TEXT SEGMENT: Begin

Denial
Seems to me, climate change denial, violence denial, authoritarianism denial, denial in general seem to be an epidemic. So what does “denial” really mean?
Denial is a defense mechanism.
All over social media, denial rears its ugly head in so many different ways, but essentially it’s a defense against reality. Accepting climate collapse, creeping authoritarianism, or state violence means accepting fear…about the future, but in reality the future is now. The past is now.
All we have is now. Now is quite ugly, although historically humanity has always been in denial.
There’s a quiet loneliness that comes with seeing what’s happening and not being able to unsee it. I feel this every day. Especially on social media, where the denial of what’s “electronically” right in front of our eyes comes out in anger, argument, and nauseating self righteousness. Never mind that the those of us who consume social media don’t know if what we are seeing is real, or some technological, automated response or even someone sitting in a bot farm in a far away land simply trying to earn enough to feed their family.
Denial is often described as ignorance, but that’s not what this feels like. The most disturbing thing about denial on social media isn’t that people don’t know what’s happening. It’s how mean the denial has become.
There was a time when denial looked like ignorance or confusion. Now it looks like mockery. It looks like jokes under videos of suffering, eye-rolls in response to evidence, or what purports to be evidence. It is so much sarcasm, like people performing cruel indifference as a kind of sickening status symbol.
Denial online is loud with an audience. It is increasingly ugly and threatening.
What’s being denied isn’t just climate collapse or state violence or the erosion of what was once accepted as democratic norms. What’s being denied is the legitimacy of caring. What is being accepted is depravity.
I felt this deeply yesterday with the murder of the young woman in Minneapolis. People raced to minimize, deflect, and mock the dead woman before the facts were analyzed. The US government lied so brazenly that it seems as if they are in denial.
They are. The United States government is in denial that they operate as a ruthless, hateful, fascist regime.
I saw so many posts yesterday with the acronym “FAFO” it turned my stomach.
There is something deeply wrong about a culture where the first instinct after violence is to harden. To rush past the human cost toward irony, blame-shifting, or even a performative indifference. Where the loudest voices are supporting a horrific murder that everyone on social media saw with their own eyes. Yet, the interpretation of this murder has been twisted to suit so many narratives it is mind numbing.

TEXT SEGMENT: End

PARTS OF THE EXERCISE »
**1)** Output the part of the essay on denial that begins at the words "There is something" and stops after the words "is mind numbing.", copied word for word.
**2)** Pick up the essay on denial after its final sentence and keep writing it.

SOURCE INFORMATION: Begin

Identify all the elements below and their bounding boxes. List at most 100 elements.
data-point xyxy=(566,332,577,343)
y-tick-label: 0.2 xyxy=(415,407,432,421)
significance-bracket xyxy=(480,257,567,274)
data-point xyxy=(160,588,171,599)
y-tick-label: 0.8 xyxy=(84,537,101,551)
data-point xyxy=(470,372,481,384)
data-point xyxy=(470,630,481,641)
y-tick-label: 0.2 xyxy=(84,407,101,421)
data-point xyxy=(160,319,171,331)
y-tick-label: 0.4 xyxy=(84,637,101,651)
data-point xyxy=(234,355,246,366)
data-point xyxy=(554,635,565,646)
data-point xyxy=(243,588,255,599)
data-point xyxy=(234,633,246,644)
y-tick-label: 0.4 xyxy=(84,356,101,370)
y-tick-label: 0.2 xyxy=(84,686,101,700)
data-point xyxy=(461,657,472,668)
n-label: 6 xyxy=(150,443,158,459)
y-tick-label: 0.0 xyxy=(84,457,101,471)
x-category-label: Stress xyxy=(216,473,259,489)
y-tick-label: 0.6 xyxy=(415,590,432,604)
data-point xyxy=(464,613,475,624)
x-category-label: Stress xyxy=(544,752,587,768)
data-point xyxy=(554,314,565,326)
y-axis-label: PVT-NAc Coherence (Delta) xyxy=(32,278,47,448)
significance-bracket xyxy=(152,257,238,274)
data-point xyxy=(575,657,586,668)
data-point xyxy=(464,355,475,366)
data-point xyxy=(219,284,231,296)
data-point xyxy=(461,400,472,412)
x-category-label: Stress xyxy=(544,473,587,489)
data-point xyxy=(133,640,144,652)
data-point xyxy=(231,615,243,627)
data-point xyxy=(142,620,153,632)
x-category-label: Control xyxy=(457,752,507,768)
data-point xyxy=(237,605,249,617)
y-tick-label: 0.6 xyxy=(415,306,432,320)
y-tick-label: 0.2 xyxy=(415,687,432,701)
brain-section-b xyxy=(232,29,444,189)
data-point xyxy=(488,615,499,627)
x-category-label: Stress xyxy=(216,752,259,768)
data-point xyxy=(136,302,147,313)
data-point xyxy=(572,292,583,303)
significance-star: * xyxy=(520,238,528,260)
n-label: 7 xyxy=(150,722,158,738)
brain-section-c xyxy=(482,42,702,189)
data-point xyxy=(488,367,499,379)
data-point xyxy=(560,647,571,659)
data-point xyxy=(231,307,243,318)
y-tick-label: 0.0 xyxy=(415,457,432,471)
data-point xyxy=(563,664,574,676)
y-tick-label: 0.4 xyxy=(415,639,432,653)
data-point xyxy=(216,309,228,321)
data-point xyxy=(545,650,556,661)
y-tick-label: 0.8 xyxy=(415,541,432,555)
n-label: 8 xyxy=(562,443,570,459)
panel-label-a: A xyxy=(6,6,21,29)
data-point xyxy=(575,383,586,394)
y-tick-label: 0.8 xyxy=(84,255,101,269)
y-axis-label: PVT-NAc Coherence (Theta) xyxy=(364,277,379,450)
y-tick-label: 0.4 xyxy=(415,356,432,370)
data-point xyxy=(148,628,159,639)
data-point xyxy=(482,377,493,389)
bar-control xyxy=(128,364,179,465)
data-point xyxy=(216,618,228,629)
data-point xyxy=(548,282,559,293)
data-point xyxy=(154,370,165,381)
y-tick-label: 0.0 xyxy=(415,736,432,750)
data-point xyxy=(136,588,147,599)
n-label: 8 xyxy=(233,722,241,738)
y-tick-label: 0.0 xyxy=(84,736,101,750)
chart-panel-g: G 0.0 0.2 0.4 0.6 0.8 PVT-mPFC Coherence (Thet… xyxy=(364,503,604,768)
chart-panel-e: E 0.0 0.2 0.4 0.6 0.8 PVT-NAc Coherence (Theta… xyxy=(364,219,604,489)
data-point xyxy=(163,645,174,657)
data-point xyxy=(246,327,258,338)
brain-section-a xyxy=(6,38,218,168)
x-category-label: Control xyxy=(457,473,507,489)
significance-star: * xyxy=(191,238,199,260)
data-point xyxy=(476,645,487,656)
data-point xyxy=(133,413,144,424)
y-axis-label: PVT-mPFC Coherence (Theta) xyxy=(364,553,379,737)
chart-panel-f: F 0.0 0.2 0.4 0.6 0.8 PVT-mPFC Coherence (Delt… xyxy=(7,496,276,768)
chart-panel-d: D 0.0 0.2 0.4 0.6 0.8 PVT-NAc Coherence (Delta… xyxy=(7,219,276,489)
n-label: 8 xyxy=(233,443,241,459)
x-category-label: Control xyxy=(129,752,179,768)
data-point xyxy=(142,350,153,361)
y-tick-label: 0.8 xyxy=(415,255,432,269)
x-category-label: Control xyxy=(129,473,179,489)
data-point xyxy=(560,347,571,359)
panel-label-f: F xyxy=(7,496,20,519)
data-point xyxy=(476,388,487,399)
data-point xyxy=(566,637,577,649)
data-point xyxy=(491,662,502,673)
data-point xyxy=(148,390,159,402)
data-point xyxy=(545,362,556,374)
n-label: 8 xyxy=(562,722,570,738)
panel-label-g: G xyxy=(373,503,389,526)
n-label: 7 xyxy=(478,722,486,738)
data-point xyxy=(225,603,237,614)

SOURCE INFORMATION: End

RESPONSE LIST »
**1)**
There is something deeply wrong about a culture where the first instinct after violence is to harden. To rush past the human cost toward irony, blame-shifting, or even a performative indifference. Where the loudest voices are supporting a horrific murder that everyone on social media saw with their own eyes. Yet, the interpretation of this murder has been twisted to suit so many narratives it is mind numbing.

**2)**
There’s a particular cruelty to how suffering is treated online now. Videos of people being arrested, deported, bombed, flooded, and murdered, all of it flattened into “content.” Context disappears, people are anesthetized.
What remains is a comment section where people compete to be the least moved, the ugliest and the most in denial of reality. The cruelty isn’t accidental. It’s defensive. Because to pause even briefly and acknowledge the gravity of what happened in Minneapolis would require sitting with fear, and the possibility that this violence is not an aberration. It would require admitting that something is broken and that denial hasn’t protected anyone.
I don’t think that can happen anymore. Perhaps humanity always had the denial mechanism strongly rooted in our psyches, the history of the holocaust shows us that, the denial by the German people that the inhumanity of genocide was even happening, or that they absorbed the hate so deeply that they denied it was hideous. How about the mid-evil town square where the people viciously cheered on hanging of so called heretics, denying the fact that those in charge could be wrong.
Gaza is a glaring example of denial.
This is what I see now, in 2026 America. Denial is lashing out all over social media, the ugliness of the online reaction to what happened in Minneapolis tells its own truth. If nothing were wrong, there would be no need to be so vicious toward those who notice and speak out against the horrible act, or so easily victim blame.
Shades of George Floyd and Rodney King in a white woman.
Ref: https://www.verywellmind.com/denial-as-a-defense-mechanism



BTW- my 91 year old mom helped me with this. 💚
11 years ago people laughed when I said I believed the end of the United States was inevitable. And here we are.